* [REQUIRED WORK]:
a: In the differential privacy assignment, how many rows should each synthetic dataset have?
b: Write the next part of the differential privacy assignment, starting after its final sentence.

* [DOCUMENT SECTION]:
● ● ● ● ● ● ●

## Randomized response

(a) The simplest version of randomized response involves flipping a single fair coin (50% probability of heads and 50% probability of tails). Suppose an individual is asked a potentially incriminating question, and flips a coin before answering. If the coin comes up tails, he answers truthfully, otherwise he answers “yes”. Is this mechanism differentially private? If so, what epsilon value does it achieve? Carefully justify your answer.

## Privacy-preserving synthetic data

In this problem, you will take on the role of a data owner who owns two sensitive datasets, called hw_compas and hw_fake, and is preparing to release differentially private synthetic versions of these datasets.

The first dataset, hw_compas is a subset of the dataset released by ProPublica as part of their COMPAS investigation. The hw_compas dataset has attributes age, sex, score, and race, with the following domains of values: age is an integer between 18 and 96, sex is one of ‘Male’ or ‘Female’, score is an integer between -1 and 10, race is one of ‘Other’, ‘Caucasian’, ‘African-American’, ‘Hispanic’, ‘Asian’, or ‘Native American’.

The second dataset, hw_fake, is a synthetically generated dataset. We call this dataset “fake” rather than “synthetic” because you will be using it as input to a privacy-preserving data generator. We will use the term “synthetic” to refer to privacy-preserving datasets that are produced as output of a data generator.

We generated the hw_fake dataset by sampling from the following Bayesian network:

In this Bayesian network, parent_1, parent_2, child_1, and child_2 are random variables. Each of these variables takes on one of three values {0, 1, 2}.

• Variables parent_1 and parent_2 take on each of the possible values with an equal probability. Values are assigned to these random variables independently.
• Variables child_1 and child_2 take on the value of one of their parents. Which parent’s value the child takes on is chosen with an equal probability.

To start, use the Data Synthesizer library to generate 4 synthetic datasets for each sensitive dataset hw_compas and hw_fake (8 synthetic datasets in total), each of size N=10,000, using the following settings:

• A: random mode
• B: independent attribute mode with epsilon = 0.1.
• C: correlated attribute mode with epsilon = 0.1, with Bayesian network degree k=1
• D: correlated attribute mode with epsilon = 0.1, with Bayesian network degree k=2

For guidance, you can use the HW2_Template here. We have provided the code to generate the 4 synthetic datasets for you. Please make sure to duplicate this file rather than write your code directly here.

● ● ● ● ● ● ●

* [STORED DATA]:
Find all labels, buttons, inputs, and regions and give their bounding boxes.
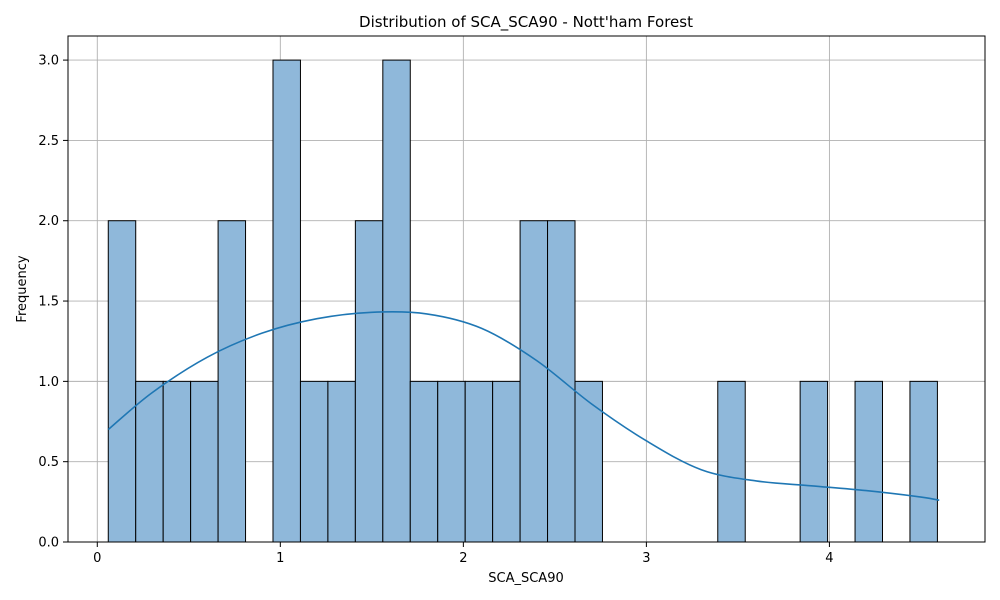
histogram-bar: [799, 380, 829, 543]
histogram-bar: [437, 380, 466, 543]
histogram-bar: [519, 220, 549, 543]
x-axis-label: SCA_SCA90: [488, 571, 564, 586]
histogram-bar: [464, 380, 494, 543]
y-axis-label: Frequency: [15, 255, 30, 322]
y-tick-label: 0.0: [38, 536, 59, 551]
histogram-bar: [909, 380, 938, 543]
histogram-bar: [574, 380, 603, 543]
kde-curve: [107, 310, 940, 502]
y-tick-label: 2.5: [38, 134, 59, 149]
histogram-bar: [382, 59, 411, 543]
x-tick-label: 0: [93, 551, 101, 566]
chart-title: Distribution of SCA_SCA90 - Nott'ham For…: [359, 13, 693, 32]
histogram-bar: [107, 220, 137, 543]
histogram-bar: [354, 220, 384, 543]
histogram-bar: [854, 380, 884, 543]
kde-line: [107, 310, 940, 502]
histogram-bar: [547, 220, 576, 543]
histogram-bar: [190, 380, 219, 543]
x-axis-ticks: 0 1 2 3 4: [93, 542, 834, 566]
x-tick-label: 1: [276, 551, 284, 566]
x-tick-label: 3: [642, 551, 650, 566]
histogram-bar: [299, 380, 329, 543]
x-tick-label: 2: [459, 551, 467, 566]
plot-frame: [67, 35, 986, 543]
histogram-bar: [217, 220, 247, 543]
histogram-bar: [492, 380, 521, 543]
histogram-bar: [135, 380, 164, 543]
histogram-bar: [409, 380, 439, 543]
y-axis-ticks: 0.0 0.5 1.0 1.5 2.0 2.5 3.0: [38, 54, 68, 551]
y-tick-label: 1.5: [38, 295, 59, 310]
y-tick-label: 3.0: [38, 54, 59, 69]
y-tick-label: 2.0: [38, 214, 59, 229]
y-tick-label: 0.5: [38, 455, 59, 470]
histogram-bar: [272, 59, 301, 543]
histogram-bar: [327, 380, 356, 543]
histogram-bar: [717, 380, 746, 543]
y-tick-label: 1.0: [38, 375, 59, 390]
histogram-bar: [162, 380, 192, 543]
x-tick-label: 4: [825, 551, 833, 566]
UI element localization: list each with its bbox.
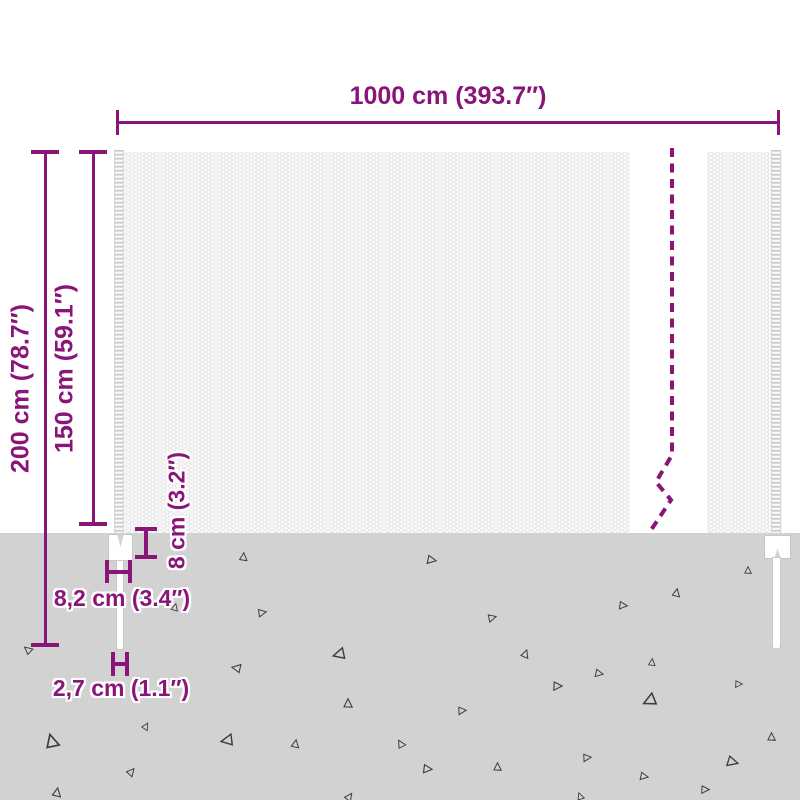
above-ground-marker (135, 527, 157, 559)
ground-triangle (51, 786, 62, 798)
ground-triangle (397, 738, 407, 749)
ground-triangle (577, 791, 586, 800)
ground-triangle (331, 645, 346, 659)
ground-triangle (766, 731, 776, 741)
mesh-height-cap-bottom (79, 522, 107, 526)
ground-triangle (671, 587, 680, 598)
above-ground-label: 8 cm (3.2″) (163, 451, 190, 570)
total-height-line (44, 152, 47, 647)
ground-triangle (343, 697, 354, 708)
total-height-cap-bottom (31, 643, 59, 647)
fence-mesh-panel (118, 152, 630, 533)
fence-mesh-panel-continued (707, 152, 782, 533)
fence-post-left (114, 150, 124, 533)
mesh-height-cap-top (79, 150, 107, 154)
ground-triangle (642, 691, 658, 705)
ground-triangle (257, 608, 267, 618)
ground-triangle (422, 763, 434, 774)
ground-stake-left (116, 560, 124, 650)
fence-post-right (771, 150, 781, 533)
ground-triangle (125, 767, 135, 778)
ground-triangle (238, 551, 248, 561)
mesh-height-line (92, 152, 95, 526)
ground-triangle (140, 722, 149, 732)
ground-triangle (457, 705, 467, 715)
width-dimension-line (117, 121, 779, 124)
ground-triangle (343, 791, 352, 800)
ground-triangle (219, 732, 233, 746)
ground-triangle (735, 680, 744, 689)
width-dimension-label: 1000 cm (393.7″) (349, 82, 547, 110)
ground-triangle (230, 663, 242, 674)
total-height-cap-top (31, 150, 59, 154)
ground (0, 533, 800, 800)
ground-triangle (45, 732, 61, 749)
ground-triangle (647, 657, 656, 667)
anchor-width-marker (105, 560, 132, 583)
mesh-height-label: 150 cm (59.1″) (50, 283, 79, 454)
width-dimension-tick-left (116, 110, 119, 135)
ground-triangle (725, 755, 740, 767)
continuation-dashed-line (649, 148, 674, 532)
ground-triangle (582, 752, 592, 762)
ground-triangle (290, 738, 299, 749)
ground-triangle (700, 784, 710, 794)
ground-triangle (170, 602, 178, 612)
width-dimension-tick-right (777, 110, 780, 135)
total-height-label: 200 cm (78.7″) (6, 303, 35, 474)
ground-triangle (487, 613, 497, 623)
ground-triangle (618, 600, 628, 610)
ground-triangle (744, 565, 753, 574)
stake-width-marker (111, 652, 129, 676)
ground-triangle (426, 554, 438, 565)
ground-triangle (492, 761, 502, 771)
ground-stake-right (772, 557, 781, 649)
anchor-width-label: 8,2 cm (3.4″) (53, 585, 191, 611)
ground-triangle (23, 645, 34, 655)
ground-triangle (519, 648, 528, 659)
stake-width-label: 2,7 cm (1.1″) (52, 675, 190, 701)
ground-triangle (638, 771, 649, 780)
ground-triangle (593, 668, 604, 677)
ground-triangle (553, 681, 564, 692)
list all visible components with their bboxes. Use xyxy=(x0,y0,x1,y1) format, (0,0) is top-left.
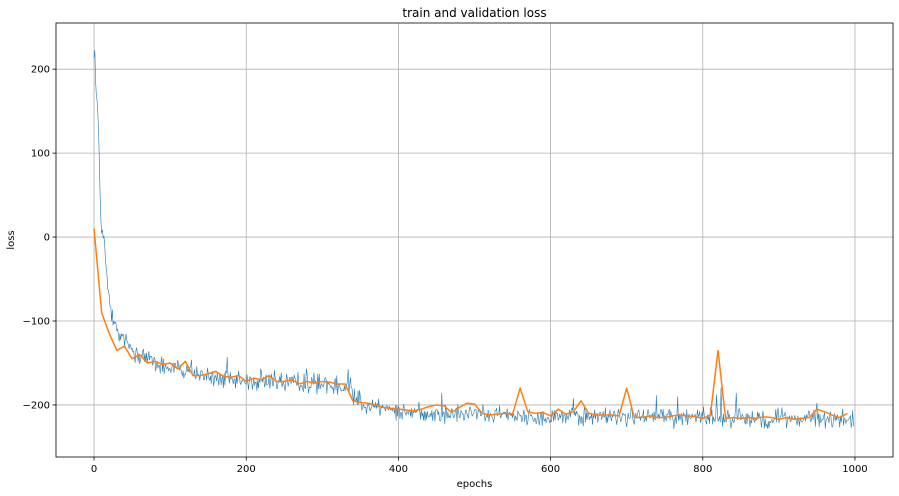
plot-frame xyxy=(55,22,894,458)
x-tick-label: 0 xyxy=(91,464,97,475)
y-tick-label: 100 xyxy=(31,149,50,160)
y-axis-label: loss xyxy=(6,230,17,249)
x-tick-label: 600 xyxy=(541,464,560,475)
y-tick-label: 200 xyxy=(31,65,50,76)
x-tick-label: 400 xyxy=(389,464,408,475)
series-lines xyxy=(93,50,855,430)
validation-line xyxy=(93,228,848,420)
chart-title: train and validation loss xyxy=(402,6,546,20)
x-tick-label: 1000 xyxy=(842,464,867,475)
grid xyxy=(56,23,893,457)
x-tick-label: 200 xyxy=(237,464,256,475)
train-line xyxy=(93,50,855,430)
y-tick-label: −200 xyxy=(23,400,50,411)
axes: 0 200 400 600 800 1000 −200 −100 0 100 200 xyxy=(23,22,894,475)
y-tick-label: 0 xyxy=(44,233,50,244)
y-tick-label: −100 xyxy=(23,317,50,328)
x-axis-label: epochs xyxy=(457,479,493,490)
x-tick-label: 800 xyxy=(693,464,712,475)
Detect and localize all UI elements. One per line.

● ● ● ● ● ● ●

* [PER-TASK OUTPUTS]:
a: Each synthetic dataset should have N=10,000 rows.

b:
(a) Execute the following queries on synthetic datasets and compare the results to those on the corresponding real datasets:

• Q1 (hw_compas only): Execute basic statistical queries over synthetic datasets.
The hw_compas has numerical attributes age and score. Calculate the median, mean, min, max of age and score for the synthetic datasets generated with settings A, B, C, and D (described above). Compare to the ground truth values, as computed over hw_compas. Present results in a table. Discuss the accuracy of the different methods in your report. Which methods are accurate and which are less accurate? If there are substantial differences in accuracy between methods - explain these differences.
• Q2 (hw_compas only): Compare how well random mode (A) and independent attribute mode (B) replicate the original distribution.
Plot the distributions of values of age and sex attributes in hw_compas and in synthetic datasets generated under settings A and B. Compare the histograms visually and explain the results in your report.
Next, compute cumulative measures that quantify the difference between the probability distributions over age and sex in hw_compas vs. in privacy-preserving synthetic data.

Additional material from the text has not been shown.